--- Goal of the exercise ---
Copy every entry word for word. Skip the pictures.

--- Entries provided ---
____________

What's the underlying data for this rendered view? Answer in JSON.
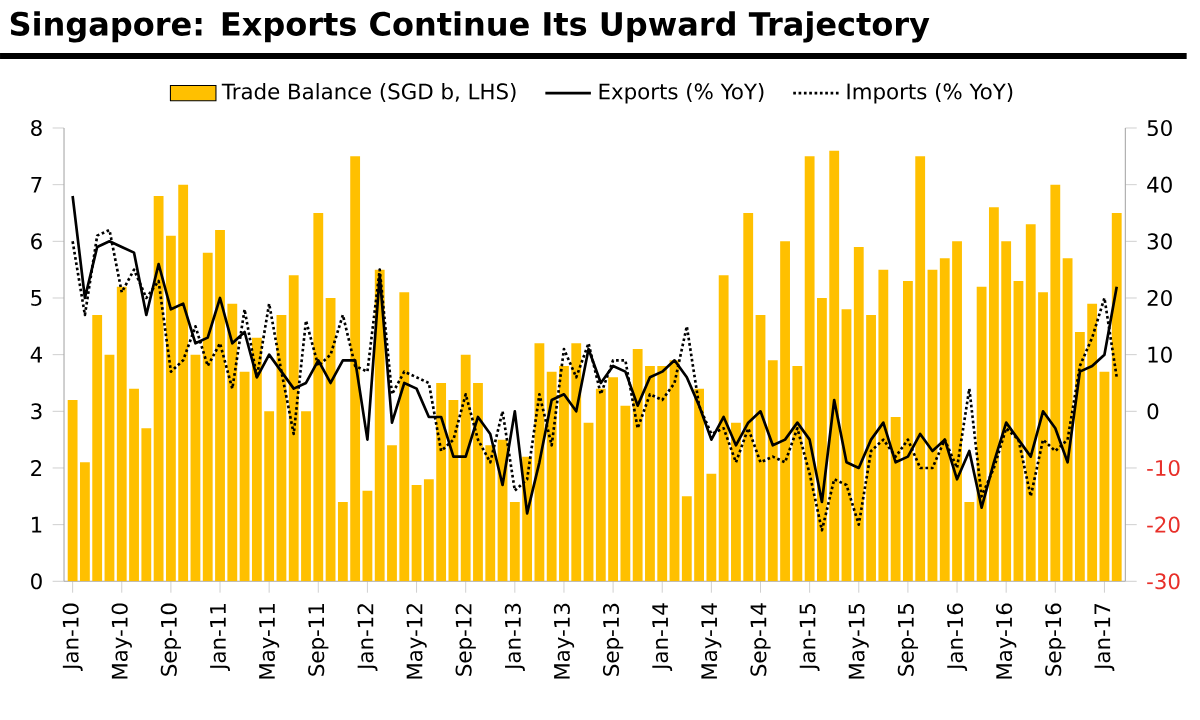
{
  "chart_data": {
    "type": "bar",
    "title": "Singapore: Exports Continue Its Upward Trajectory",
    "categories": [
      "Jan-10",
      null,
      null,
      null,
      "May-10",
      null,
      null,
      null,
      "Sep-10",
      null,
      null,
      null,
      "Jan-11",
      null,
      null,
      null,
      "May-11",
      null,
      null,
      null,
      "Sep-11",
      null,
      null,
      null,
      "Jan-12",
      null,
      null,
      null,
      "May-12",
      null,
      null,
      null,
      "Sep-12",
      null,
      null,
      null,
      "Jan-13",
      null,
      null,
      null,
      "May-13",
      null,
      null,
      null,
      "Sep-13",
      null,
      null,
      null,
      "Jan-14",
      null,
      null,
      null,
      "May-14",
      null,
      null,
      null,
      "Sep-14",
      null,
      null,
      null,
      "Jan-15",
      null,
      null,
      null,
      "May-15",
      null,
      null,
      null,
      "Sep-15",
      null,
      null,
      null,
      "Jan-16",
      null,
      null,
      null,
      "May-16",
      null,
      null,
      null,
      "Sep-16",
      null,
      null,
      null,
      "Jan-17",
      null
    ],
    "series": [
      {
        "name": "Trade Balance (SGD b, LHS)",
        "color": "#ffc000",
        "values": [
          3.2,
          2.1,
          4.7,
          4.0,
          5.2,
          3.4,
          2.7,
          6.8,
          6.1,
          7.0,
          4.0,
          5.8,
          6.2,
          4.9,
          3.7,
          4.3,
          3.0,
          4.7,
          5.4,
          3.0,
          6.5,
          5.0,
          1.4,
          7.5,
          1.6,
          5.5,
          2.4,
          5.1,
          1.7,
          1.8,
          3.5,
          3.2,
          4.0,
          3.5,
          2.4,
          2.5,
          1.4,
          2.2,
          4.2,
          3.7,
          3.8,
          4.2,
          2.8,
          3.4,
          3.6,
          3.1,
          4.1,
          3.8,
          3.8,
          3.9,
          1.5,
          3.4,
          1.9,
          5.4,
          2.8,
          6.5,
          4.7,
          3.9,
          6.0,
          3.8,
          7.5,
          5.0,
          7.6,
          4.8,
          5.9,
          4.7,
          5.5,
          2.9,
          5.3,
          7.5,
          5.5,
          5.7,
          6.0,
          1.4,
          5.2,
          6.6,
          6.0,
          5.3,
          6.3,
          5.1,
          7.0,
          5.7,
          4.4,
          4.9,
          3.7,
          6.5
        ]
      },
      {
        "name": "Exports (% YoY)",
        "type": "line",
        "axis": "y2",
        "color": "#000000",
        "line_style": "solid",
        "values": [
          38,
          20,
          29,
          30,
          29,
          28,
          17,
          26,
          18,
          19,
          12,
          13,
          20,
          12,
          14,
          6,
          10,
          7,
          4,
          5,
          9,
          5,
          9,
          9,
          -5,
          24,
          -2,
          5,
          4,
          -1,
          -1,
          -8,
          -8,
          -1,
          -4,
          -13,
          0,
          -18,
          -9,
          2,
          3,
          0,
          11,
          5,
          8,
          7,
          1,
          6,
          7,
          9,
          6,
          1,
          -5,
          -1,
          -6,
          -2,
          0,
          -6,
          -5,
          -2,
          -5,
          -16,
          2,
          -9,
          -10,
          -5,
          -2,
          -9,
          -8,
          -4,
          -7,
          -5,
          -12,
          -7,
          -17,
          -9,
          -2,
          -5,
          -8,
          0,
          -3,
          -9,
          7,
          8,
          10,
          22
        ]
      },
      {
        "name": "Imports (% YoY)",
        "type": "line",
        "axis": "y2",
        "color": "#000000",
        "line_style": "dotted",
        "values": [
          30,
          17,
          31,
          32,
          21,
          25,
          20,
          23,
          7,
          9,
          15,
          8,
          12,
          4,
          18,
          6,
          19,
          7,
          -4,
          16,
          8,
          10,
          17,
          8,
          7,
          25,
          3,
          7,
          6,
          5,
          -7,
          -5,
          3,
          -5,
          -9,
          0,
          -14,
          -12,
          3,
          -6,
          11,
          6,
          12,
          3,
          9,
          9,
          -3,
          3,
          2,
          5,
          15,
          1,
          -4,
          -3,
          -9,
          -3,
          -9,
          -8,
          -9,
          -3,
          -11,
          -21,
          -12,
          -13,
          -20,
          -7,
          -5,
          -8,
          -5,
          -10,
          -10,
          -5,
          -10,
          4,
          -15,
          -10,
          -3,
          -5,
          -15,
          -5,
          -7,
          -5,
          8,
          13,
          20,
          6
        ]
      }
    ],
    "ylim": [
      0,
      8
    ],
    "yticks": [
      0,
      1,
      2,
      3,
      4,
      5,
      6,
      7,
      8
    ],
    "y2lim": [
      -30,
      50
    ],
    "y2ticks": [
      -30,
      -20,
      -10,
      0,
      10,
      20,
      30,
      40,
      50
    ],
    "legend": "top"
  }
}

____________

--- Result ---
What's the underlying data for this rendered view? Answer in JSON.
{
  "chart_data": {
    "type": "bar",
    "title": "Singapore: Exports Continue Its Upward Trajectory",
    "categories": [
      "Jan-10",
      null,
      null,
      null,
      "May-10",
      null,
      null,
      null,
      "Sep-10",
      null,
      null,
      null,
      "Jan-11",
      null,
      null,
      null,
      "May-11",
      null,
      null,
      null,
      "Sep-11",
      null,
      null,
      null,
      "Jan-12",
      null,
      null,
      null,
      "May-12",
      null,
      null,
      null,
      "Sep-12",
      null,
      null,
      null,
      "Jan-13",
      null,
      null,
      null,
      "May-13",
      null,
      null,
      null,
      "Sep-13",
      null,
      null,
      null,
      "Jan-14",
      null,
      null,
      null,
      "May-14",
      null,
      null,
      null,
      "Sep-14",
      null,
      null,
      null,
      "Jan-15",
      null,
      null,
      null,
      "May-15",
      null,
      null,
      null,
      "Sep-15",
      null,
      null,
      null,
      "Jan-16",
      null,
      null,
      null,
      "May-16",
      null,
      null,
      null,
      "Sep-16",
      null,
      null,
      null,
      "Jan-17",
      null
    ],
    "series": [
      {
        "name": "Trade Balance (SGD b, LHS)",
        "color": "#ffc000",
        "values": [
          3.2,
          2.1,
          4.7,
          4.0,
          5.2,
          3.4,
          2.7,
          6.8,
          6.1,
          7.0,
          4.0,
          5.8,
          6.2,
          4.9,
          3.7,
          4.3,
          3.0,
          4.7,
          5.4,
          3.0,
          6.5,
          5.0,
          1.4,
          7.5,
          1.6,
          5.5,
          2.4,
          5.1,
          1.7,
          1.8,
          3.5,
          3.2,
          4.0,
          3.5,
          2.4,
          2.5,
          1.4,
          2.2,
          4.2,
          3.7,
          3.8,
          4.2,
          2.8,
          3.4,
          3.6,
          3.1,
          4.1,
          3.8,
          3.8,
          3.9,
          1.5,
          3.4,
          1.9,
          5.4,
          2.8,
          6.5,
          4.7,
          3.9,
          6.0,
          3.8,
          7.5,
          5.0,
          7.6,
          4.8,
          5.9,
          4.7,
          5.5,
          2.9,
          5.3,
          7.5,
          5.5,
          5.7,
          6.0,
          1.4,
          5.2,
          6.6,
          6.0,
          5.3,
          6.3,
          5.1,
          7.0,
          5.7,
          4.4,
          4.9,
          3.7,
          6.5
        ]
      },
      {
        "name": "Exports (% YoY)",
        "type": "line",
        "axis": "y2",
        "color": "#000000",
        "line_style": "solid",
        "values": [
          38,
          20,
          29,
          30,
          29,
          28,
          17,
          26,
          18,
          19,
          12,
          13,
          20,
          12,
          14,
          6,
          10,
          7,
          4,
          5,
          9,
          5,
          9,
          9,
          -5,
          24,
          -2,
          5,
          4,
          -1,
          -1,
          -8,
          -8,
          -1,
          -4,
          -13,
          0,
          -18,
          -9,
          2,
          3,
          0,
          11,
          5,
          8,
          7,
          1,
          6,
          7,
          9,
          6,
          1,
          -5,
          -1,
          -6,
          -2,
          0,
          -6,
          -5,
          -2,
          -5,
          -16,
          2,
          -9,
          -10,
          -5,
          -2,
          -9,
          -8,
          -4,
          -7,
          -5,
          -12,
          -7,
          -17,
          -9,
          -2,
          -5,
          -8,
          0,
          -3,
          -9,
          7,
          8,
          10,
          22
        ]
      },
      {
        "name": "Imports (% YoY)",
        "type": "line",
        "axis": "y2",
        "color": "#000000",
        "line_style": "dotted",
        "values": [
          30,
          17,
          31,
          32,
          21,
          25,
          20,
          23,
          7,
          9,
          15,
          8,
          12,
          4,
          18,
          6,
          19,
          7,
          -4,
          16,
          8,
          10,
          17,
          8,
          7,
          25,
          3,
          7,
          6,
          5,
          -7,
          -5,
          3,
          -5,
          -9,
          0,
          -14,
          -12,
          3,
          -6,
          11,
          6,
          12,
          3,
          9,
          9,
          -3,
          3,
          2,
          5,
          15,
          1,
          -4,
          -3,
          -9,
          -3,
          -9,
          -8,
          -9,
          -3,
          -11,
          -21,
          -12,
          -13,
          -20,
          -7,
          -5,
          -8,
          -5,
          -10,
          -10,
          -5,
          -10,
          4,
          -15,
          -10,
          -3,
          -5,
          -15,
          -5,
          -7,
          -5,
          8,
          13,
          20,
          6
        ]
      }
    ],
    "ylim": [
      0,
      8
    ],
    "yticks": [
      0,
      1,
      2,
      3,
      4,
      5,
      6,
      7,
      8
    ],
    "y2lim": [
      -30,
      50
    ],
    "y2ticks": [
      -30,
      -20,
      -10,
      0,
      10,
      20,
      30,
      40,
      50
    ],
    "legend": "top"
  }
}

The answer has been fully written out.